--- What is needed ---
The records should be repeated word for word, pictures excluded.

----- Records provided

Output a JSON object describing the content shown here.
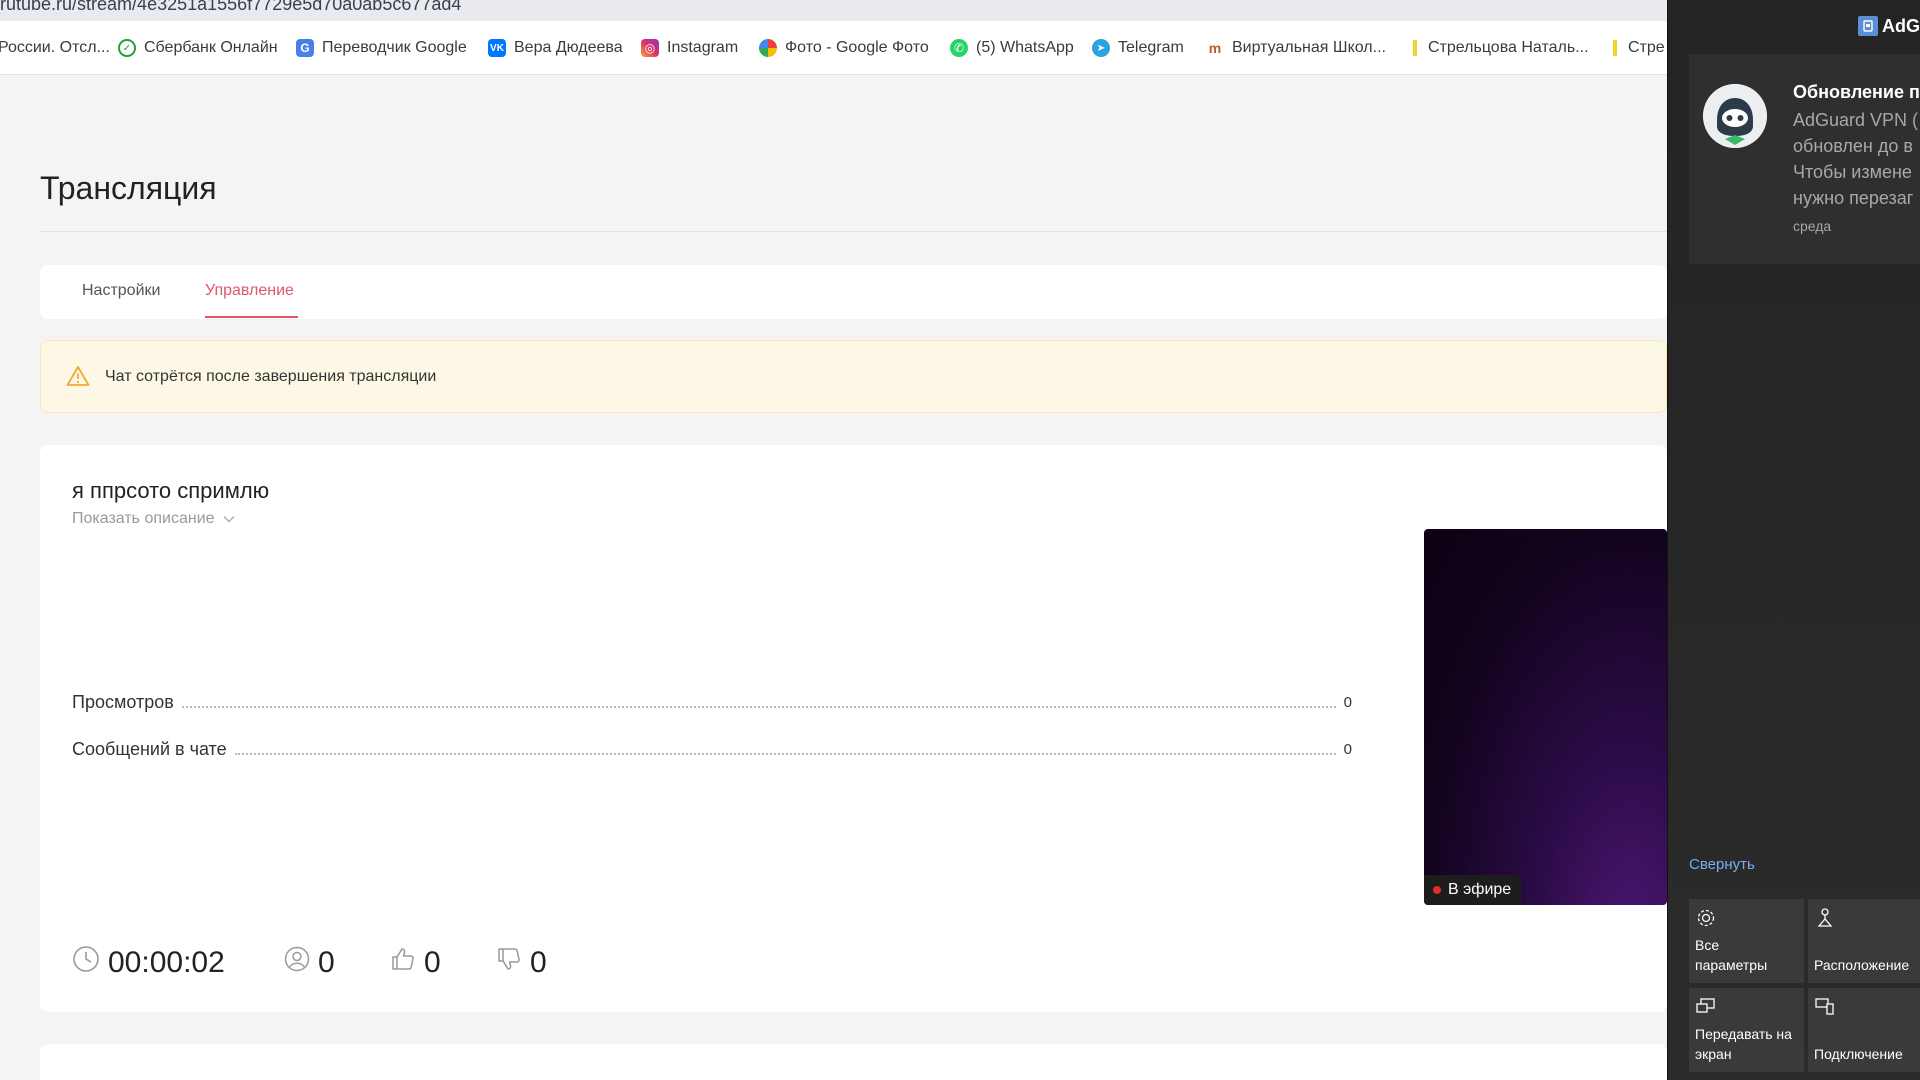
{
  "browser": {
    "url": "rutube.ru/stream/4e3251a1556f7729e5d70a0ab5c677ad4",
    "bookmarks": [
      {
        "label": "России. Отсл...",
        "icon": "doc-icon"
      },
      {
        "label": "Сбербанк Онлайн",
        "icon": "sberbank-icon"
      },
      {
        "label": "Переводчик Google",
        "icon": "translate-icon"
      },
      {
        "label": "Вера Дюдеева",
        "icon": "vk-icon"
      },
      {
        "label": "Instagram",
        "icon": "instagram-icon"
      },
      {
        "label": "Фото - Google Фото",
        "icon": "google-photos-icon"
      },
      {
        "label": "(5) WhatsApp",
        "icon": "whatsapp-icon"
      },
      {
        "label": "Telegram",
        "icon": "telegram-icon"
      },
      {
        "label": "Виртуальная Школ...",
        "icon": "school-icon"
      },
      {
        "label": "Стрельцова Наталь...",
        "icon": "bookmark-icon"
      },
      {
        "label": "Стре",
        "icon": "bookmark-icon"
      }
    ]
  },
  "page": {
    "title": "Трансляция",
    "tabs": [
      {
        "label": "Настройки",
        "active": false
      },
      {
        "label": "Управление",
        "active": true
      }
    ],
    "alert": "Чат сотрётся после завершения трансляции",
    "stream": {
      "title": "я ппрсото спримлю",
      "show_description": "Показать описание",
      "stats": [
        {
          "label": "Просмотров",
          "value": "0"
        },
        {
          "label": "Сообщений в чате",
          "value": "0"
        }
      ],
      "metrics": {
        "duration": "00:00:02",
        "viewers": "0",
        "likes": "0",
        "dislikes": "0"
      },
      "live_label": "В эфире"
    }
  },
  "action_center": {
    "app_name": "AdG",
    "notification": {
      "title": "Обновление п",
      "lines": [
        "AdGuard VPN (",
        "обновлен до в",
        "Чтобы измене",
        "нужно перезаг"
      ],
      "time": "среда"
    },
    "collapse_label": "Свернуть",
    "quick_actions": [
      {
        "label_lines": [
          "Все",
          "параметры"
        ],
        "icon": "gear-icon"
      },
      {
        "label_lines": [
          "Расположение"
        ],
        "icon": "location-icon"
      },
      {
        "label_lines": [
          "Передавать на",
          "экран"
        ],
        "icon": "project-icon"
      },
      {
        "label_lines": [
          "Подключение"
        ],
        "icon": "connect-icon"
      }
    ]
  },
  "colors": {
    "accent": "#e0566b",
    "live_dot": "#e52b2b",
    "link_blue": "#78aef0"
  }
}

----------

--- Expected answer ---
Output a JSON object describing the content shown here.
{
  "browser": {
    "url": "rutube.ru/stream/4e3251a1556f7729e5d70a0ab5c677ad4",
    "bookmarks": [
      {
        "label": "России. Отсл...",
        "icon": "doc-icon"
      },
      {
        "label": "Сбербанк Онлайн",
        "icon": "sberbank-icon"
      },
      {
        "label": "Переводчик Google",
        "icon": "translate-icon"
      },
      {
        "label": "Вера Дюдеева",
        "icon": "vk-icon"
      },
      {
        "label": "Instagram",
        "icon": "instagram-icon"
      },
      {
        "label": "Фото - Google Фото",
        "icon": "google-photos-icon"
      },
      {
        "label": "(5) WhatsApp",
        "icon": "whatsapp-icon"
      },
      {
        "label": "Telegram",
        "icon": "telegram-icon"
      },
      {
        "label": "Виртуальная Школ...",
        "icon": "school-icon"
      },
      {
        "label": "Стрельцова Наталь...",
        "icon": "bookmark-icon"
      },
      {
        "label": "Стре",
        "icon": "bookmark-icon"
      }
    ]
  },
  "page": {
    "title": "Трансляция",
    "tabs": [
      {
        "label": "Настройки",
        "active": false
      },
      {
        "label": "Управление",
        "active": true
      }
    ],
    "alert": "Чат сотрётся после завершения трансляции",
    "stream": {
      "title": "я ппрсото спримлю",
      "show_description": "Показать описание",
      "stats": [
        {
          "label": "Просмотров",
          "value": "0"
        },
        {
          "label": "Сообщений в чате",
          "value": "0"
        }
      ],
      "metrics": {
        "duration": "00:00:02",
        "viewers": "0",
        "likes": "0",
        "dislikes": "0"
      },
      "live_label": "В эфире"
    }
  },
  "action_center": {
    "app_name": "AdG",
    "notification": {
      "title": "Обновление п",
      "lines": [
        "AdGuard VPN (",
        "обновлен до в",
        "Чтобы измене",
        "нужно перезаг"
      ],
      "time": "среда"
    },
    "collapse_label": "Свернуть",
    "quick_actions": [
      {
        "label_lines": [
          "Все",
          "параметры"
        ],
        "icon": "gear-icon"
      },
      {
        "label_lines": [
          "Расположение"
        ],
        "icon": "location-icon"
      },
      {
        "label_lines": [
          "Передавать на",
          "экран"
        ],
        "icon": "project-icon"
      },
      {
        "label_lines": [
          "Подключение"
        ],
        "icon": "connect-icon"
      }
    ]
  },
  "colors": {
    "accent": "#e0566b",
    "live_dot": "#e52b2b",
    "link_blue": "#78aef0"
  }
}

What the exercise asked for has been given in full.